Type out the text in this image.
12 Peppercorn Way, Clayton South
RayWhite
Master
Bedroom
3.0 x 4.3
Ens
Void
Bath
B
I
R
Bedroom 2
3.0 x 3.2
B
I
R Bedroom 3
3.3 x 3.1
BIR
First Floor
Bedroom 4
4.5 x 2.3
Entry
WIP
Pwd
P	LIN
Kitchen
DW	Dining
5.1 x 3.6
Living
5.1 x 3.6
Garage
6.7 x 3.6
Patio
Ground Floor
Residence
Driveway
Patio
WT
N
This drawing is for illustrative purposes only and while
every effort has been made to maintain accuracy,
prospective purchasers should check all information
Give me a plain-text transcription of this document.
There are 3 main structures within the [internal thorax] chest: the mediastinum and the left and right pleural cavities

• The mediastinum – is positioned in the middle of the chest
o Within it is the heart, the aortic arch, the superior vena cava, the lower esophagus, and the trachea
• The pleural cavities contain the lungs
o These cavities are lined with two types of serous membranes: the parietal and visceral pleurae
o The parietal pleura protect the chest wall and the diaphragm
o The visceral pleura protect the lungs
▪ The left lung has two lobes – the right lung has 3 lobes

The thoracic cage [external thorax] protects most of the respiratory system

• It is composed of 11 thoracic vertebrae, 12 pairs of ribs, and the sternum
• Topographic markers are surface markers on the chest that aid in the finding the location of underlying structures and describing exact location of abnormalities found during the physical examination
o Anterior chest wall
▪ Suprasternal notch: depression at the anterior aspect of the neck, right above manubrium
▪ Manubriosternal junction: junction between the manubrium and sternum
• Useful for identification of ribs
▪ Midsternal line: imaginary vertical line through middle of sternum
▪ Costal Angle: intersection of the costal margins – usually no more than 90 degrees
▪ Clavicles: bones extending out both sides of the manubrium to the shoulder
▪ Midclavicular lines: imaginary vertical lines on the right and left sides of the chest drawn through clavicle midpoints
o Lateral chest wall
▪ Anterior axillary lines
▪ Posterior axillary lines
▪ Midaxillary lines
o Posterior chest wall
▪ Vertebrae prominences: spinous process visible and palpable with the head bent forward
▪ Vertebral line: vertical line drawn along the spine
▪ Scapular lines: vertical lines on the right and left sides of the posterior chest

■ **Requirement**: Transcribe the material above in its entirety. Match it exactly.

■ **Answer to this exercise**:
Type out the text in this image.
12 Peppercorn Way, Clayton South
RayWhite
Master
Bedroom
3.0 x 4.3
Ens
Void
Bath
B
I
R
Bedroom 2
3.0 x 3.2
B
I
R Bedroom 3
3.3 x 3.1
BIR
First Floor
Bedroom 4
4.5 x 2.3
Entry
WIP
Pwd
P	LIN
Kitchen
DW	Dining
5.1 x 3.6
Living
5.1 x 3.6
Garage
6.7 x 3.6
Patio
Ground Floor
Residence
Driveway
Patio
WT
N
This drawing is for illustrative purposes only and while
every effort has been made to maintain accuracy,
prospective purchasers should check all information
Give me a plain-text transcription of this document.
There are 3 main structures within the [internal thorax] chest: the mediastinum and the left and right pleural cavities

• The mediastinum – is positioned in the middle of the chest
o Within it is the heart, the aortic arch, the superior vena cava, the lower esophagus, and the trachea
• The pleural cavities contain the lungs
o These cavities are lined with two types of serous membranes: the parietal and visceral pleurae
o The parietal pleura protect the chest wall and the diaphragm
o The visceral pleura protect the lungs
▪ The left lung has two lobes – the right lung has 3 lobes

The thoracic cage [external thorax] protects most of the respiratory system

• It is composed of 11 thoracic vertebrae, 12 pairs of ribs, and the sternum
• Topographic markers are surface markers on the chest that aid in the finding the location of underlying structures and describing exact location of abnormalities found during the physical examination
o Anterior chest wall
▪ Suprasternal notch: depression at the anterior aspect of the neck, right above manubrium
▪ Manubriosternal junction: junction between the manubrium and sternum
• Useful for identification of ribs
▪ Midsternal line: imaginary vertical line through middle of sternum
▪ Costal Angle: intersection of the costal margins – usually no more than 90 degrees
▪ Clavicles: bones extending out both sides of the manubrium to the shoulder
▪ Midclavicular lines: imaginary vertical lines on the right and left sides of the chest drawn through clavicle midpoints
o Lateral chest wall
▪ Anterior axillary lines
▪ Posterior axillary lines
▪ Midaxillary lines
o Posterior chest wall
▪ Vertebrae prominences: spinous process visible and palpable with the head bent forward
▪ Vertebral line: vertical line drawn along the spine
▪ Scapular lines: vertical lines on the right and left sides of the posterior chest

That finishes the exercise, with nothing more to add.